EXERCISE OBJECTIVE: Can the data below be echoed back word for word?

START DATASET

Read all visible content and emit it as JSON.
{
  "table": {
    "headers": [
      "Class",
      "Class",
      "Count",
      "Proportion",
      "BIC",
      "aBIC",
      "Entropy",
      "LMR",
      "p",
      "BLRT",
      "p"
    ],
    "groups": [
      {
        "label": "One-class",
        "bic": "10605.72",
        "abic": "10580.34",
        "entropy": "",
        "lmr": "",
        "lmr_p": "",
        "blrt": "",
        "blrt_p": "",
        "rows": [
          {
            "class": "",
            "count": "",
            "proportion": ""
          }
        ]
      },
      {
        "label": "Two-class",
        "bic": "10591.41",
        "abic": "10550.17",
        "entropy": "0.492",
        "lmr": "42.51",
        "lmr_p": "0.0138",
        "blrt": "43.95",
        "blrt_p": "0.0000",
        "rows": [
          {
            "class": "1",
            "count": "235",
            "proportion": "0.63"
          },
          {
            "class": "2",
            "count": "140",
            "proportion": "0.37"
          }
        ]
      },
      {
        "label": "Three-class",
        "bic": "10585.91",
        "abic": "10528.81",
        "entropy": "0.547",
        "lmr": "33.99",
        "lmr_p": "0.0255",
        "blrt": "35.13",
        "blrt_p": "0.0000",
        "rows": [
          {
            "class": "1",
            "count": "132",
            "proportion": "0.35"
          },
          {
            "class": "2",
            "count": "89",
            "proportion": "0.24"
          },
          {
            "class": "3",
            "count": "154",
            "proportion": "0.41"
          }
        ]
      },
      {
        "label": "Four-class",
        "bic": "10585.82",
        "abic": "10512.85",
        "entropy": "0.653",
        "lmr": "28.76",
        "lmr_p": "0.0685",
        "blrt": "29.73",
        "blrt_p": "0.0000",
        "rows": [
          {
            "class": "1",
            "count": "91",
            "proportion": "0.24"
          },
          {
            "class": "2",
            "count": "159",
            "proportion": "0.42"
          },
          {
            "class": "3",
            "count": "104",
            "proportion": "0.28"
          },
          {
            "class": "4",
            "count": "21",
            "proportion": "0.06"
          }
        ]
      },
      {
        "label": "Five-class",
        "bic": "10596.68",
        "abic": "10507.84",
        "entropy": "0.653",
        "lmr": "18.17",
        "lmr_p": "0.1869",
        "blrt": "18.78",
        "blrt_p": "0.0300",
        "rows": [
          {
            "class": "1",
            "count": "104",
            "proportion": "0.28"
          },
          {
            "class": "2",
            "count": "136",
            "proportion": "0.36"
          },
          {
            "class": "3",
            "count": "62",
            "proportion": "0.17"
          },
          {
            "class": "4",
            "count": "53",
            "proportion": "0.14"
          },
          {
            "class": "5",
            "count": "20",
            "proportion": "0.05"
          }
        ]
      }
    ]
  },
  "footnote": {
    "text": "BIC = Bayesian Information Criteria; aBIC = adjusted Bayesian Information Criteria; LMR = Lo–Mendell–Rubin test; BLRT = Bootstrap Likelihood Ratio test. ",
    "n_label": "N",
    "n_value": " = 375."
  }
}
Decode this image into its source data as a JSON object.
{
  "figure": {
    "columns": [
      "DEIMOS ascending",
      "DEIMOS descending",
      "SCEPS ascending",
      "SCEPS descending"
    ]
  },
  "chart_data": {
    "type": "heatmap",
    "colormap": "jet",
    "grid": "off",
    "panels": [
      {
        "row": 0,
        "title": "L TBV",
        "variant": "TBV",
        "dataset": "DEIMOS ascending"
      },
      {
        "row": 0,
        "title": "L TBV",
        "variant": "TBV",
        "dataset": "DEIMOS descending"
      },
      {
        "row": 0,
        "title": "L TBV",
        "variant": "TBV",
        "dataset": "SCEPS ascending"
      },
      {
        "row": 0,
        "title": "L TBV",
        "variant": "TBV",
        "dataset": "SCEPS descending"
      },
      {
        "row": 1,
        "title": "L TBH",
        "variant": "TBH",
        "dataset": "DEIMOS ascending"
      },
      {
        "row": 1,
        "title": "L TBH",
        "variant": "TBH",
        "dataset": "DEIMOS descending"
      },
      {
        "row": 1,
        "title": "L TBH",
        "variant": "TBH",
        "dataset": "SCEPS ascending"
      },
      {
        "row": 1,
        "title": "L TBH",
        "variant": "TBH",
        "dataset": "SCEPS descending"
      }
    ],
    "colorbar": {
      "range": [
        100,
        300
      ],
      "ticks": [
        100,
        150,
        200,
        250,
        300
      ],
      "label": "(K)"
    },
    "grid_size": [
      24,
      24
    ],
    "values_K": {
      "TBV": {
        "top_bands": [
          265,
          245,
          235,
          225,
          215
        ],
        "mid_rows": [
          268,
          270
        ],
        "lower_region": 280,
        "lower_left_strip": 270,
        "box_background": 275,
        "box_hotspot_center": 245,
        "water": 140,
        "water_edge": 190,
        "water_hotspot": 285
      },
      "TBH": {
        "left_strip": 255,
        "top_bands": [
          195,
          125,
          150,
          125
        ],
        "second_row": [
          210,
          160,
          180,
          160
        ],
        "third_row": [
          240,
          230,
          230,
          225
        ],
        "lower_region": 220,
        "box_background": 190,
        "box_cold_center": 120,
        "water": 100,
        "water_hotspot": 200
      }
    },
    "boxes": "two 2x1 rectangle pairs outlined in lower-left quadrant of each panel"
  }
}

END DATASET

RESPONSE TO THIS TASK:
Read all visible content and emit it as JSON.
{
  "table": {
    "headers": [
      "Class",
      "Class",
      "Count",
      "Proportion",
      "BIC",
      "aBIC",
      "Entropy",
      "LMR",
      "p",
      "BLRT",
      "p"
    ],
    "groups": [
      {
        "label": "One-class",
        "bic": "10605.72",
        "abic": "10580.34",
        "entropy": "",
        "lmr": "",
        "lmr_p": "",
        "blrt": "",
        "blrt_p": "",
        "rows": [
          {
            "class": "",
            "count": "",
            "proportion": ""
          }
        ]
      },
      {
        "label": "Two-class",
        "bic": "10591.41",
        "abic": "10550.17",
        "entropy": "0.492",
        "lmr": "42.51",
        "lmr_p": "0.0138",
        "blrt": "43.95",
        "blrt_p": "0.0000",
        "rows": [
          {
            "class": "1",
            "count": "235",
            "proportion": "0.63"
          },
          {
            "class": "2",
            "count": "140",
            "proportion": "0.37"
          }
        ]
      },
      {
        "label": "Three-class",
        "bic": "10585.91",
        "abic": "10528.81",
        "entropy": "0.547",
        "lmr": "33.99",
        "lmr_p": "0.0255",
        "blrt": "35.13",
        "blrt_p": "0.0000",
        "rows": [
          {
            "class": "1",
            "count": "132",
            "proportion": "0.35"
          },
          {
            "class": "2",
            "count": "89",
            "proportion": "0.24"
          },
          {
            "class": "3",
            "count": "154",
            "proportion": "0.41"
          }
        ]
      },
      {
        "label": "Four-class",
        "bic": "10585.82",
        "abic": "10512.85",
        "entropy": "0.653",
        "lmr": "28.76",
        "lmr_p": "0.0685",
        "blrt": "29.73",
        "blrt_p": "0.0000",
        "rows": [
          {
            "class": "1",
            "count": "91",
            "proportion": "0.24"
          },
          {
            "class": "2",
            "count": "159",
            "proportion": "0.42"
          },
          {
            "class": "3",
            "count": "104",
            "proportion": "0.28"
          },
          {
            "class": "4",
            "count": "21",
            "proportion": "0.06"
          }
        ]
      },
      {
        "label": "Five-class",
        "bic": "10596.68",
        "abic": "10507.84",
        "entropy": "0.653",
        "lmr": "18.17",
        "lmr_p": "0.1869",
        "blrt": "18.78",
        "blrt_p": "0.0300",
        "rows": [
          {
            "class": "1",
            "count": "104",
            "proportion": "0.28"
          },
          {
            "class": "2",
            "count": "136",
            "proportion": "0.36"
          },
          {
            "class": "3",
            "count": "62",
            "proportion": "0.17"
          },
          {
            "class": "4",
            "count": "53",
            "proportion": "0.14"
          },
          {
            "class": "5",
            "count": "20",
            "proportion": "0.05"
          }
        ]
      }
    ]
  },
  "footnote": {
    "text": "BIC = Bayesian Information Criteria; aBIC = adjusted Bayesian Information Criteria; LMR = Lo–Mendell–Rubin test; BLRT = Bootstrap Likelihood Ratio test. ",
    "n_label": "N",
    "n_value": " = 375."
  }
}
Decode this image into its source data as a JSON object.
{
  "figure": {
    "columns": [
      "DEIMOS ascending",
      "DEIMOS descending",
      "SCEPS ascending",
      "SCEPS descending"
    ]
  },
  "chart_data": {
    "type": "heatmap",
    "colormap": "jet",
    "grid": "off",
    "panels": [
      {
        "row": 0,
        "title": "L TBV",
        "variant": "TBV",
        "dataset": "DEIMOS ascending"
      },
      {
        "row": 0,
        "title": "L TBV",
        "variant": "TBV",
        "dataset": "DEIMOS descending"
      },
      {
        "row": 0,
        "title": "L TBV",
        "variant": "TBV",
        "dataset": "SCEPS ascending"
      },
      {
        "row": 0,
        "title": "L TBV",
        "variant": "TBV",
        "dataset": "SCEPS descending"
      },
      {
        "row": 1,
        "title": "L TBH",
        "variant": "TBH",
        "dataset": "DEIMOS ascending"
      },
      {
        "row": 1,
        "title": "L TBH",
        "variant": "TBH",
        "dataset": "DEIMOS descending"
      },
      {
        "row": 1,
        "title": "L TBH",
        "variant": "TBH",
        "dataset": "SCEPS ascending"
      },
      {
        "row": 1,
        "title": "L TBH",
        "variant": "TBH",
        "dataset": "SCEPS descending"
      }
    ],
    "colorbar": {
      "range": [
        100,
        300
      ],
      "ticks": [
        100,
        150,
        200,
        250,
        300
      ],
      "label": "(K)"
    },
    "grid_size": [
      24,
      24
    ],
    "values_K": {
      "TBV": {
        "top_bands": [
          265,
          245,
          235,
          225,
          215
        ],
        "mid_rows": [
          268,
          270
        ],
        "lower_region": 280,
        "lower_left_strip": 270,
        "box_background": 275,
        "box_hotspot_center": 245,
        "water": 140,
        "water_edge": 190,
        "water_hotspot": 285
      },
      "TBH": {
        "left_strip": 255,
        "top_bands": [
          195,
          125,
          150,
          125
        ],
        "second_row": [
          210,
          160,
          180,
          160
        ],
        "third_row": [
          240,
          230,
          230,
          225
        ],
        "lower_region": 220,
        "box_background": 190,
        "box_cold_center": 120,
        "water": 100,
        "water_hotspot": 200
      }
    },
    "boxes": "two 2x1 rectangle pairs outlined in lower-left quadrant of each panel"
  }
}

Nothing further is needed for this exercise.